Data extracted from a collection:

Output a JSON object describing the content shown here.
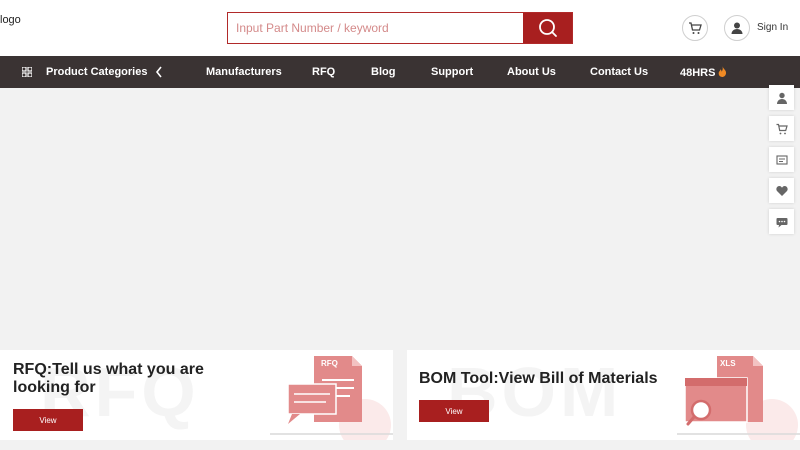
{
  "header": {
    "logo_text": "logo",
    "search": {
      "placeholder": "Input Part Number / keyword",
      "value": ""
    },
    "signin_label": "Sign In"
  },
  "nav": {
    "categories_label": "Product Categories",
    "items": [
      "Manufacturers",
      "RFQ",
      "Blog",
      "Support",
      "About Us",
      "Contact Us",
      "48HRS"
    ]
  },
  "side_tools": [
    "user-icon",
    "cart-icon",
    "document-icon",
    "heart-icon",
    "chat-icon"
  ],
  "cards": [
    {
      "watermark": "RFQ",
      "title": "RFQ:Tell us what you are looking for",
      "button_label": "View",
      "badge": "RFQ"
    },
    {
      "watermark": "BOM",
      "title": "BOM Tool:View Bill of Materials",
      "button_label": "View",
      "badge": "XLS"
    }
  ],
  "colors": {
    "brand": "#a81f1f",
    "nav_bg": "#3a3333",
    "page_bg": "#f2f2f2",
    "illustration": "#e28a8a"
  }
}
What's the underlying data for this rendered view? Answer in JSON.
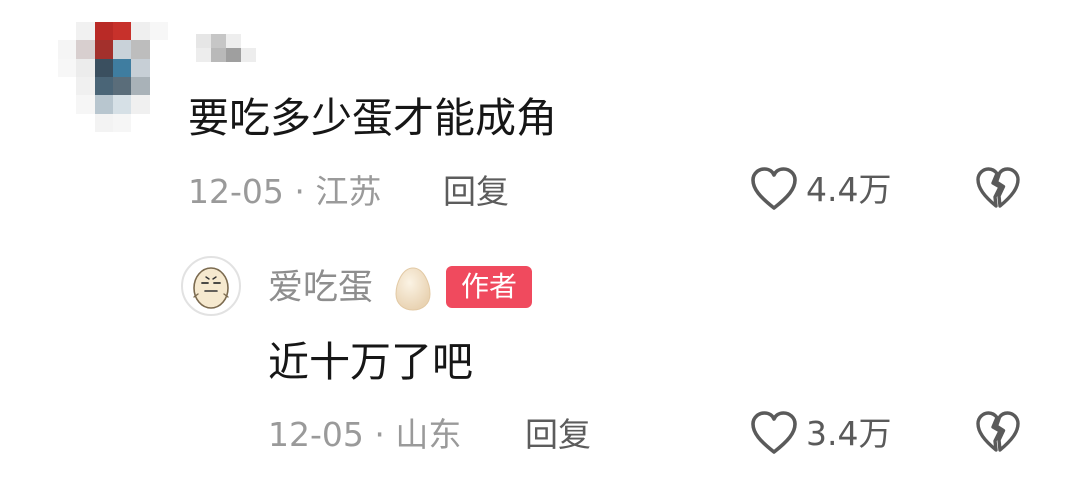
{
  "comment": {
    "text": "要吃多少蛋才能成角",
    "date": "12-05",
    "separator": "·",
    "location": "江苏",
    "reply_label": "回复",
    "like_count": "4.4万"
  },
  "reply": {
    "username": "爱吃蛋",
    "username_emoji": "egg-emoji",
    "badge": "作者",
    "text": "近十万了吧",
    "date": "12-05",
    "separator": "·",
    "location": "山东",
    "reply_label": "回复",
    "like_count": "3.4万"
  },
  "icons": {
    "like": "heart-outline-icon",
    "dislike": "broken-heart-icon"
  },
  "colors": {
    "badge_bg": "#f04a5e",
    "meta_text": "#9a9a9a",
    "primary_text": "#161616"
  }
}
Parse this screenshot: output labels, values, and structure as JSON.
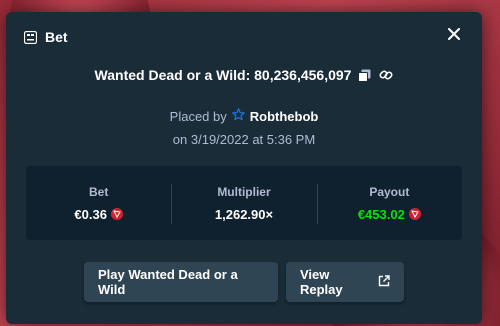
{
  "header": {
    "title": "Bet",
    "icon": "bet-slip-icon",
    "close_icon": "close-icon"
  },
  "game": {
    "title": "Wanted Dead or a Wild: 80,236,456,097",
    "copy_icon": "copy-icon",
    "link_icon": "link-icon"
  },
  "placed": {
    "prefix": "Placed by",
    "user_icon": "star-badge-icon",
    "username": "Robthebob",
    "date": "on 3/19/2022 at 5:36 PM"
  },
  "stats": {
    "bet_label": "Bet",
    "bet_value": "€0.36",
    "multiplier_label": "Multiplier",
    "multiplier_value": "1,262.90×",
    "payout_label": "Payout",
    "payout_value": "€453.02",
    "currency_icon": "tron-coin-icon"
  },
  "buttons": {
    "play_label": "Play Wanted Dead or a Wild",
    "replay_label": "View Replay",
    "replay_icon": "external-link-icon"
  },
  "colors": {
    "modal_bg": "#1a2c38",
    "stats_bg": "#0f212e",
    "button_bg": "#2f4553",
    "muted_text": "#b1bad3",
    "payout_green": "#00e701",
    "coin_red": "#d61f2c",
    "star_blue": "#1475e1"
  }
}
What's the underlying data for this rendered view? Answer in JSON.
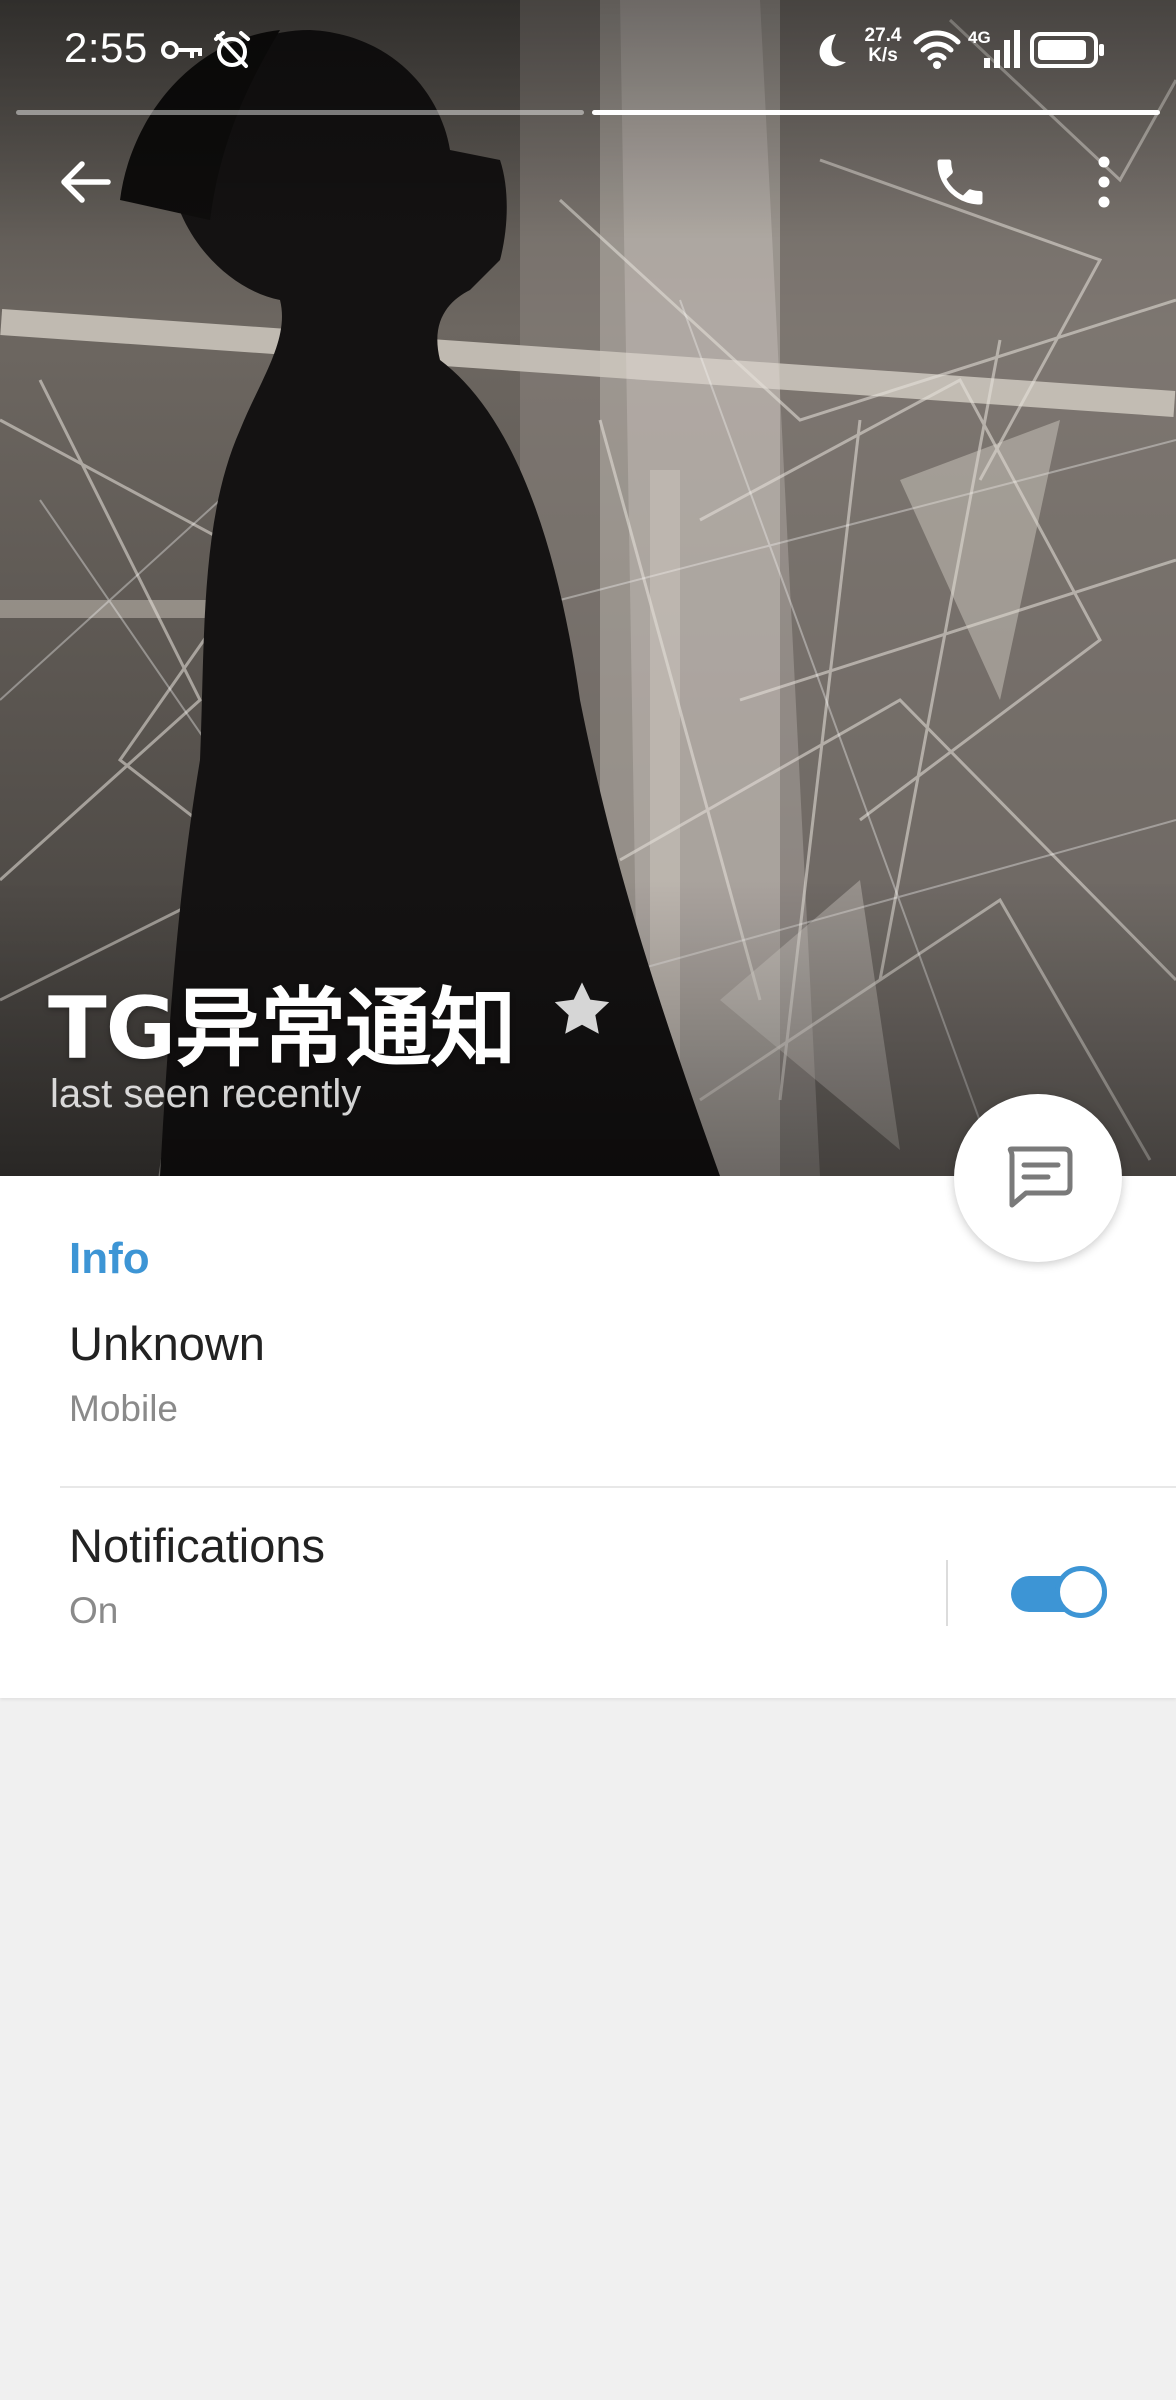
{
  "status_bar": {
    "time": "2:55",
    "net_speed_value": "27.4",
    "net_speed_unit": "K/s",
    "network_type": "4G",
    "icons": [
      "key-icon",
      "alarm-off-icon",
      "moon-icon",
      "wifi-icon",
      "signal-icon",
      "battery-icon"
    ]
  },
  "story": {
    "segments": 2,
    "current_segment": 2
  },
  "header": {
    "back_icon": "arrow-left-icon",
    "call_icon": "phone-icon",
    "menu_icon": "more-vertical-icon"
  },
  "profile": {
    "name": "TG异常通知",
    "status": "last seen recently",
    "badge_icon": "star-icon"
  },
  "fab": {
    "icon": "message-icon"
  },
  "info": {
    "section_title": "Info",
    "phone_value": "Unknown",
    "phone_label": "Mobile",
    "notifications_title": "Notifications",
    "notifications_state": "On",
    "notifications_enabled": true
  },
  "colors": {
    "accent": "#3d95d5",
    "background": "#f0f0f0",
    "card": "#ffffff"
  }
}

Prompt - Reproduce every entry word for word, but omit the pictures.

Answer to the exercise -
Output a JSON object describing the content shown here.
{
  "header": {
    "logo_text": "logo",
    "search": {
      "placeholder": "Input Part Number / keyword",
      "value": ""
    },
    "signin_label": "Sign In"
  },
  "nav": {
    "categories_label": "Product Categories",
    "items": [
      "Manufacturers",
      "RFQ",
      "Blog",
      "Support",
      "About Us",
      "Contact Us",
      "48HRS"
    ]
  },
  "side_tools": [
    "user-icon",
    "cart-icon",
    "document-icon",
    "heart-icon",
    "chat-icon"
  ],
  "cards": [
    {
      "watermark": "RFQ",
      "title": "RFQ:Tell us what you are looking for",
      "button_label": "View",
      "badge": "RFQ"
    },
    {
      "watermark": "BOM",
      "title": "BOM Tool:View Bill of Materials",
      "button_label": "View",
      "badge": "XLS"
    }
  ],
  "colors": {
    "brand": "#a81f1f",
    "nav_bg": "#3a3333",
    "page_bg": "#f2f2f2",
    "illustration": "#e28a8a"
  }
}
What's the underlying data for this rendered view? Answer in JSON.
{
  "comment": {
    "text": "要吃多少蛋才能成角",
    "date": "12-05",
    "separator": "·",
    "location": "江苏",
    "reply_label": "回复",
    "like_count": "4.4万"
  },
  "reply": {
    "username": "爱吃蛋",
    "username_emoji": "egg-emoji",
    "badge": "作者",
    "text": "近十万了吧",
    "date": "12-05",
    "separator": "·",
    "location": "山东",
    "reply_label": "回复",
    "like_count": "3.4万"
  },
  "icons": {
    "like": "heart-outline-icon",
    "dislike": "broken-heart-icon"
  },
  "colors": {
    "badge_bg": "#f04a5e",
    "meta_text": "#9a9a9a",
    "primary_text": "#161616"
  }
}
Parse this screenshot: output labels, values, and structure as JSON.
{
  "header": {
    "title": "Bet",
    "icon": "bet-slip-icon",
    "close_icon": "close-icon"
  },
  "game": {
    "title": "Wanted Dead or a Wild: 80,236,456,097",
    "copy_icon": "copy-icon",
    "link_icon": "link-icon"
  },
  "placed": {
    "prefix": "Placed by",
    "user_icon": "star-badge-icon",
    "username": "Robthebob",
    "date": "on 3/19/2022 at 5:36 PM"
  },
  "stats": {
    "bet_label": "Bet",
    "bet_value": "€0.36",
    "multiplier_label": "Multiplier",
    "multiplier_value": "1,262.90×",
    "payout_label": "Payout",
    "payout_value": "€453.02",
    "currency_icon": "tron-coin-icon"
  },
  "buttons": {
    "play_label": "Play Wanted Dead or a Wild",
    "replay_label": "View Replay",
    "replay_icon": "external-link-icon"
  },
  "colors": {
    "modal_bg": "#1a2c38",
    "stats_bg": "#0f212e",
    "button_bg": "#2f4553",
    "muted_text": "#b1bad3",
    "payout_green": "#00e701",
    "coin_red": "#d61f2c",
    "star_blue": "#1475e1"
  }
}
What's the underlying data for this rendered view? Answer in JSON.
{
  "status_bar": {
    "time": "2:55",
    "net_speed_value": "27.4",
    "net_speed_unit": "K/s",
    "network_type": "4G",
    "icons": [
      "key-icon",
      "alarm-off-icon",
      "moon-icon",
      "wifi-icon",
      "signal-icon",
      "battery-icon"
    ]
  },
  "story": {
    "segments": 2,
    "current_segment": 2
  },
  "header": {
    "back_icon": "arrow-left-icon",
    "call_icon": "phone-icon",
    "menu_icon": "more-vertical-icon"
  },
  "profile": {
    "name": "TG异常通知",
    "status": "last seen recently",
    "badge_icon": "star-icon"
  },
  "fab": {
    "icon": "message-icon"
  },
  "info": {
    "section_title": "Info",
    "phone_value": "Unknown",
    "phone_label": "Mobile",
    "notifications_title": "Notifications",
    "notifications_state": "On",
    "notifications_enabled": true
  },
  "colors": {
    "accent": "#3d95d5",
    "background": "#f0f0f0",
    "card": "#ffffff"
  }
}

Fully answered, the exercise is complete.